[Recorded data]
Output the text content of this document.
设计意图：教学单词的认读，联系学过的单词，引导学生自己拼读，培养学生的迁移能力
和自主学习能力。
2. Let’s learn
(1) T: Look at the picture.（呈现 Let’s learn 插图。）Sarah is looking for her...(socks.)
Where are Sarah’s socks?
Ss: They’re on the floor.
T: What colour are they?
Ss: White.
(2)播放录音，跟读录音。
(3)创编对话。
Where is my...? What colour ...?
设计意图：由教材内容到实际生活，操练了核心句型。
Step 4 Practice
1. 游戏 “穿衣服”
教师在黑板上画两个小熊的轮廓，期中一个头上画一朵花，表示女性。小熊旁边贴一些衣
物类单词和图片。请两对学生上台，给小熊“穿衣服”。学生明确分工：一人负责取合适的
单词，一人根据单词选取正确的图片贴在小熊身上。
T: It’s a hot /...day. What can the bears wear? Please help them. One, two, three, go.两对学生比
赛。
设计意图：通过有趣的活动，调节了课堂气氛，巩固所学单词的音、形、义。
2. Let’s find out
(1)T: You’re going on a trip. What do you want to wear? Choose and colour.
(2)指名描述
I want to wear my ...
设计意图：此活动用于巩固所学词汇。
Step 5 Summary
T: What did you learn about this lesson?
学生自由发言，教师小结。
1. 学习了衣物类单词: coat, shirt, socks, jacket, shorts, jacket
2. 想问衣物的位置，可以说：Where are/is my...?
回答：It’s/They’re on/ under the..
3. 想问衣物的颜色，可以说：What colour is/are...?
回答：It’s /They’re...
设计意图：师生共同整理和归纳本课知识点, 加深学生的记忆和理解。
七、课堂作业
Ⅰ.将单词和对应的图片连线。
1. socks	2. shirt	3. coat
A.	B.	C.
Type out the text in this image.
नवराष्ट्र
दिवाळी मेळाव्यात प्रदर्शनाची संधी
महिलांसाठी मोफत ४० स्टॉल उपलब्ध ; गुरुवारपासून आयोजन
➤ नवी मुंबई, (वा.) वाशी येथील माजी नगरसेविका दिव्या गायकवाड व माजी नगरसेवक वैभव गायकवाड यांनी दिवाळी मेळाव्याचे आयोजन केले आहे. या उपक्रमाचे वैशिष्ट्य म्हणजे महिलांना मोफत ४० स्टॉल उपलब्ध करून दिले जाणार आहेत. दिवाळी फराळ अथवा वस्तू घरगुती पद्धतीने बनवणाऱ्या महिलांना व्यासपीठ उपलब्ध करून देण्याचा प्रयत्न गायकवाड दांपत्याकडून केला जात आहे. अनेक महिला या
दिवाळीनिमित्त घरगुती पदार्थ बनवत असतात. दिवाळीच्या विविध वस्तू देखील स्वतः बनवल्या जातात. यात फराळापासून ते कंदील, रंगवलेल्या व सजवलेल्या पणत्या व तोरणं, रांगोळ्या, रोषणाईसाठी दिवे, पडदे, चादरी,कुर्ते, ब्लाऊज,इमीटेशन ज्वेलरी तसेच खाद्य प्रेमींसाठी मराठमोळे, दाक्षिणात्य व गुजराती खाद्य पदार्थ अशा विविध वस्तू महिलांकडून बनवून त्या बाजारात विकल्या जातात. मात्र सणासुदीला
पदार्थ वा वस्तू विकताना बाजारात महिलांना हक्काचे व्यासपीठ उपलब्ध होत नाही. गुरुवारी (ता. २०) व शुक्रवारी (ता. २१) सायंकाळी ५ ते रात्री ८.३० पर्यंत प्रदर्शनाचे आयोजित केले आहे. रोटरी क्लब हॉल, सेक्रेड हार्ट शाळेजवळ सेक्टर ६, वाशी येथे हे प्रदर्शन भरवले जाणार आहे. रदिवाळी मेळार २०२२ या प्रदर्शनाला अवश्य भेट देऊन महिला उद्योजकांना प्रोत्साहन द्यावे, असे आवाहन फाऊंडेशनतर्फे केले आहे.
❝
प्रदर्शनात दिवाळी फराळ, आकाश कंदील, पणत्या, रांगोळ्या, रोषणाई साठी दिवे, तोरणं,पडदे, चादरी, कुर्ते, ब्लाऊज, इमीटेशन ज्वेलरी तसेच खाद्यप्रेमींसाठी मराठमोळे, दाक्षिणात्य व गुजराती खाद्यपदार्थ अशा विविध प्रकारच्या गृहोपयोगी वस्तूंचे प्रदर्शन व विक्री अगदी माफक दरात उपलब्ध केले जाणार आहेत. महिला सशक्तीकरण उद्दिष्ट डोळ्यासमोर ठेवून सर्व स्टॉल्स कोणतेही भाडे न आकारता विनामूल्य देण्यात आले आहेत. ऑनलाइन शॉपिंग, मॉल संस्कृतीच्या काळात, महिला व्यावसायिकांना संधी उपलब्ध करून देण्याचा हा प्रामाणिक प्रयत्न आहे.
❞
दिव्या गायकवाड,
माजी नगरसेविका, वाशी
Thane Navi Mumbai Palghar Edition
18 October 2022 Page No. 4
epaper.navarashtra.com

**DIRECTIONS FOR THIS TASK**
For this exercise, gather every line of the data that contains the word "wear".

**RESULT OF THE EXERCISE**
T: It’s a hot /...day. What can the bears wear? Please help them. One, two, three, go.两对学生比
(1)T: You’re going on a trip. What do you want to wear? Choose and colour.
I want to wear my ...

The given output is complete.